— Start Data entries —

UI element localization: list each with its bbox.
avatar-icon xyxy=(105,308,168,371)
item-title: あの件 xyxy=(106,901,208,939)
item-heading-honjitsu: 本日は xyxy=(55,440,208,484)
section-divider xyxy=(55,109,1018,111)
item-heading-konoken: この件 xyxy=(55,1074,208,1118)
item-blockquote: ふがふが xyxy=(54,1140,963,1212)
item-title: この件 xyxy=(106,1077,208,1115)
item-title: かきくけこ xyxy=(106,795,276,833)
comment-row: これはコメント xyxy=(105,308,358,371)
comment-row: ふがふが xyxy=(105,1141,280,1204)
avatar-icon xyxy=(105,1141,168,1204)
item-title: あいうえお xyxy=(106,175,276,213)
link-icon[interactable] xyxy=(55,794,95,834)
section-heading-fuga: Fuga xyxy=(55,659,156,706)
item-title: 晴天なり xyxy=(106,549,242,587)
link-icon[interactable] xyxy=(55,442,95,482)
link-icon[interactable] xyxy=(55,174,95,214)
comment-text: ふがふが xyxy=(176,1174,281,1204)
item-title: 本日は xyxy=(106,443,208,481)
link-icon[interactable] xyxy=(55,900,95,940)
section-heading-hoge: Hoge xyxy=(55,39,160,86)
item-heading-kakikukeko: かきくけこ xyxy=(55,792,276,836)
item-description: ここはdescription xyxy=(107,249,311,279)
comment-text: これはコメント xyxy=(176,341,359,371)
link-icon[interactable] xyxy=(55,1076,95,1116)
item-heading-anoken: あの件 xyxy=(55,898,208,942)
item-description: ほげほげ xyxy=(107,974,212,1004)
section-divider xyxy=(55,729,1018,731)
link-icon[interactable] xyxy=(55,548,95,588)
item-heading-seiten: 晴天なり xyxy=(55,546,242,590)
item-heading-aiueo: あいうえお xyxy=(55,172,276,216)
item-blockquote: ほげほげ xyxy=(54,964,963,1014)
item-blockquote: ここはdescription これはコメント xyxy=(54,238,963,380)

— End Data entries —

Task objective:
Convert every line of the material above into a Markdown table with the columns No. and Entry, numbering each row and leaving out any blank lines.

Reply to the exercise:
| No. | Entry |
|---|---|
| 1 | UI element localization: list each with its bbox. |
| 2 | avatar-icon xyxy=(105,308,168,371) |
| 3 | item-title: あの件 xyxy=(106,901,208,939) |
| 4 | item-heading-honjitsu: 本日は xyxy=(55,440,208,484) |
| 5 | section-divider xyxy=(55,109,1018,111) |
| 6 | item-heading-konoken: この件 xyxy=(55,1074,208,1118) |
| 7 | item-blockquote: ふがふが xyxy=(54,1140,963,1212) |
| 8 | item-title: この件 xyxy=(106,1077,208,1115) |
| 9 | item-title: かきくけこ xyxy=(106,795,276,833) |
| 10 | comment-row: これはコメント xyxy=(105,308,358,371) |
| 11 | comment-row: ふがふが xyxy=(105,1141,280,1204) |
| 12 | avatar-icon xyxy=(105,1141,168,1204) |
| 13 | item-title: あいうえお xyxy=(106,175,276,213) |
| 14 | link-icon[interactable] xyxy=(55,794,95,834) |
| 15 | section-heading-fuga: Fuga xyxy=(55,659,156,706) |
| 16 | item-title: 晴天なり xyxy=(106,549,242,587) |
| 17 | link-icon[interactable] xyxy=(55,442,95,482) |
| 18 | link-icon[interactable] xyxy=(55,174,95,214) |
| 19 | comment-text: ふがふが xyxy=(176,1174,281,1204) |
| 20 | item-title: 本日は xyxy=(106,443,208,481) |
| 21 | link-icon[interactable] xyxy=(55,900,95,940) |
| 22 | section-heading-hoge: Hoge xyxy=(55,39,160,86) |
| 23 | item-heading-kakikukeko: かきくけこ xyxy=(55,792,276,836) |
| 24 | item-description: ここはdescription xyxy=(107,249,311,279) |
| 25 | comment-text: これはコメント xyxy=(176,341,359,371) |
| 26 | link-icon[interactable] xyxy=(55,1076,95,1116) |
| 27 | item-heading-anoken: あの件 xyxy=(55,898,208,942) |
| 28 | item-description: ほげほげ xyxy=(107,974,212,1004) |
| 29 | section-divider xyxy=(55,729,1018,731) |
| 30 | link-icon[interactable] xyxy=(55,548,95,588) |
| 31 | item-heading-seiten: 晴天なり xyxy=(55,546,242,590) |
| 32 | item-heading-aiueo: あいうえお xyxy=(55,172,276,216) |
| 33 | item-blockquote: ほげほげ xyxy=(54,964,963,1014) |
| 34 | item-blockquote: ここはdescription これはコメント xyxy=(54,238,963,380) |